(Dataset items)
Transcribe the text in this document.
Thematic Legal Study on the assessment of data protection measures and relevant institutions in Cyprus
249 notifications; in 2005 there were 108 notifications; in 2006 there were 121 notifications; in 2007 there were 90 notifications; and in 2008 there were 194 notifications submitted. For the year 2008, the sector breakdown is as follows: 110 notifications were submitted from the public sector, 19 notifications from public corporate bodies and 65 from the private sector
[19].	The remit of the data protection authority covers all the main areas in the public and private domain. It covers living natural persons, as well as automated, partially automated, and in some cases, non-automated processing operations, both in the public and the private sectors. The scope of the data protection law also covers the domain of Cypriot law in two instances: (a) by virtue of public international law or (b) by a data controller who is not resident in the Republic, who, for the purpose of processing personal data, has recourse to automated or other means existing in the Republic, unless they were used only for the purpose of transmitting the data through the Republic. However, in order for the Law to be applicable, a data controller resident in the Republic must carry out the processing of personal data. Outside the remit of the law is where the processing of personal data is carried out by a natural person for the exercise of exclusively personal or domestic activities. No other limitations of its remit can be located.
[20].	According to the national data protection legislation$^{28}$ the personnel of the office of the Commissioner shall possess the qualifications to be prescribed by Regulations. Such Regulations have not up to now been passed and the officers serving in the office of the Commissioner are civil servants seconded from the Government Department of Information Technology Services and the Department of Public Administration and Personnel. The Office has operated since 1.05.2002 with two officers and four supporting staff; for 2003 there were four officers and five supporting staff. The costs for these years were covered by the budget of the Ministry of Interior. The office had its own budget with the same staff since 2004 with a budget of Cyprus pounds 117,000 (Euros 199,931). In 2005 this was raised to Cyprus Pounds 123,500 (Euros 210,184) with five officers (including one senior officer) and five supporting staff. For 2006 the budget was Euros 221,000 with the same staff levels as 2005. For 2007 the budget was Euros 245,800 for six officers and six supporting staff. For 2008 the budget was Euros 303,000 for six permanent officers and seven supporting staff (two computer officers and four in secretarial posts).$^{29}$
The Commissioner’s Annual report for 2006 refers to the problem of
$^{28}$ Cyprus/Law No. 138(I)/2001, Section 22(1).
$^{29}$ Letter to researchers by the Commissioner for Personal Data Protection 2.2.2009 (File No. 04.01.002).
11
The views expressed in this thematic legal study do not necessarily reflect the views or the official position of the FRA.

(DIRECTION)
Write out the material exactly as given.

(TASK ANSWER)
Transcribe the text in this document.
Thematic Legal Study on the assessment of data protection measures and relevant institutions in Cyprus
249 notifications; in 2005 there were 108 notifications; in 2006 there were 121 notifications; in 2007 there were 90 notifications; and in 2008 there were 194 notifications submitted. For the year 2008, the sector breakdown is as follows: 110 notifications were submitted from the public sector, 19 notifications from public corporate bodies and 65 from the private sector
[19].	The remit of the data protection authority covers all the main areas in the public and private domain. It covers living natural persons, as well as automated, partially automated, and in some cases, non-automated processing operations, both in the public and the private sectors. The scope of the data protection law also covers the domain of Cypriot law in two instances: (a) by virtue of public international law or (b) by a data controller who is not resident in the Republic, who, for the purpose of processing personal data, has recourse to automated or other means existing in the Republic, unless they were used only for the purpose of transmitting the data through the Republic. However, in order for the Law to be applicable, a data controller resident in the Republic must carry out the processing of personal data. Outside the remit of the law is where the processing of personal data is carried out by a natural person for the exercise of exclusively personal or domestic activities. No other limitations of its remit can be located.
[20].	According to the national data protection legislation$^{28}$ the personnel of the office of the Commissioner shall possess the qualifications to be prescribed by Regulations. Such Regulations have not up to now been passed and the officers serving in the office of the Commissioner are civil servants seconded from the Government Department of Information Technology Services and the Department of Public Administration and Personnel. The Office has operated since 1.05.2002 with two officers and four supporting staff; for 2003 there were four officers and five supporting staff. The costs for these years were covered by the budget of the Ministry of Interior. The office had its own budget with the same staff since 2004 with a budget of Cyprus pounds 117,000 (Euros 199,931). In 2005 this was raised to Cyprus Pounds 123,500 (Euros 210,184) with five officers (including one senior officer) and five supporting staff. For 2006 the budget was Euros 221,000 with the same staff levels as 2005. For 2007 the budget was Euros 245,800 for six officers and six supporting staff. For 2008 the budget was Euros 303,000 for six permanent officers and seven supporting staff (two computer officers and four in secretarial posts).$^{29}$
The Commissioner’s Annual report for 2006 refers to the problem of
$^{28}$ Cyprus/Law No. 138(I)/2001, Section 22(1).
$^{29}$ Letter to researchers by the Commissioner for Personal Data Protection 2.2.2009 (File No. 04.01.002).
11
The views expressed in this thematic legal study do not necessarily reflect the views or the official position of the FRA.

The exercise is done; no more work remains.